──────── Extract ────────

UIC began in 1982, when five young men who were bored out of their minds decided to start a band in Exeter, a small town in South-Western Ontario. As teenagers living an hour and a half from Detroit, founding members Fred and Murray and friends would drive in Fred’s car to “FM hill” to pick up late-night Detroit rock radio, where The Stooges, MC5 and Alice Cooper dominated the airwaves. Before the days when any song fathomable was a mouse-click away, discovering new tunes was a chore. And quite honestly, those efforts made people appreciate the music more. In my opinion anyway.
As is the case with many great bands; the music came out of friendship and comradery. Friends hanging out and discovering new sounds together. Hanging out with you pals, without a cell phone or device in sight. Now, on the day that UIC’s new record, “FM Hill”, drops; we bring you this transcript from a recent chat we have with Murray Heywood
You have a new release coming out, tell us about it and why people should give it a listen.

──────── Excerpted data ────────

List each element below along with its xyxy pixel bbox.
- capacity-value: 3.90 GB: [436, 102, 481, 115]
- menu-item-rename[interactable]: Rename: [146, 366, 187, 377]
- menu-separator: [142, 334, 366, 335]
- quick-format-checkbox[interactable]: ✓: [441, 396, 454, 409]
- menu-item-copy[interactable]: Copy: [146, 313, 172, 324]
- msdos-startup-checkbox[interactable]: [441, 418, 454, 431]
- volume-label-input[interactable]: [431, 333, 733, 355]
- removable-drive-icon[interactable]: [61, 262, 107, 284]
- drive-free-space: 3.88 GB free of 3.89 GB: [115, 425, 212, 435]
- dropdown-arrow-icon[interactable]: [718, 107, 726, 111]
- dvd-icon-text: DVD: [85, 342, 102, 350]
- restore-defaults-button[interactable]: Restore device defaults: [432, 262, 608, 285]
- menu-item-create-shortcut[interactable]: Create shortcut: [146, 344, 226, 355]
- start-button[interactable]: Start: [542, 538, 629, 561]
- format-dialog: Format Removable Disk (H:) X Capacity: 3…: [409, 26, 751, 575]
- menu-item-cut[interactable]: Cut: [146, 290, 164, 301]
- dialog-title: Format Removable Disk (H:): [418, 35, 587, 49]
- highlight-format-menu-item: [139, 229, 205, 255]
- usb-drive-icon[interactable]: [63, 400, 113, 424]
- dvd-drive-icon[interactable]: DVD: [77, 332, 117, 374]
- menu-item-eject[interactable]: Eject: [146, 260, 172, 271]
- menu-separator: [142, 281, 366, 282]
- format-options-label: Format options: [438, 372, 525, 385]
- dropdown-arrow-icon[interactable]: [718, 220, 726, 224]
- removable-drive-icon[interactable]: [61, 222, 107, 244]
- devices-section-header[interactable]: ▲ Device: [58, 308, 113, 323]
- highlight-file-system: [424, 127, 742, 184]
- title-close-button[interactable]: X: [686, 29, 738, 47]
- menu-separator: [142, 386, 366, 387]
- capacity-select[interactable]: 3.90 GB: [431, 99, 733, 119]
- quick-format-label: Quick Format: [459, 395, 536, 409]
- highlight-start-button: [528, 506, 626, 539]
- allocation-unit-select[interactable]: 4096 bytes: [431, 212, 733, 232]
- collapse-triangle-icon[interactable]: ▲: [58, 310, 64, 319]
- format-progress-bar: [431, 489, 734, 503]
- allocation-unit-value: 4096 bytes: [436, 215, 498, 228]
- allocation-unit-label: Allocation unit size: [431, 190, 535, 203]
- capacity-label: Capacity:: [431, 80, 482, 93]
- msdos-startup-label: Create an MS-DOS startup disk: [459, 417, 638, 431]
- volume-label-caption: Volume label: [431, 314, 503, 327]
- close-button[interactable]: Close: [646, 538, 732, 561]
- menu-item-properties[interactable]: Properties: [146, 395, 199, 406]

────────

| Exercises |
**a.** Transcribe the UIC passage between "As is the case" and "it a listen.", inclusive.
**b.** Answer these from the UIC passage:
(i) In what year did UIC begin?
(ii) In which town was the band started?
(iii) What is the title of UIC's new record?
The records are separate material, apart from the UIC passage.

| The replies |
**a.**
As is the case with many great bands; the music came out of friendship and comradery. Friends hanging out and discovering new sounds together. Hanging out with you pals, without a cell phone or device in sight. Now, on the day that UIC’s new record, “FM Hill”, drops; we bring you this transcript from a recent chat we have with Murray Heywood
You have a new release coming out, tell us about it and why people should give it a listen.

**b.**
(i) 1982
(ii) Exeter
(iii) "FM Hill"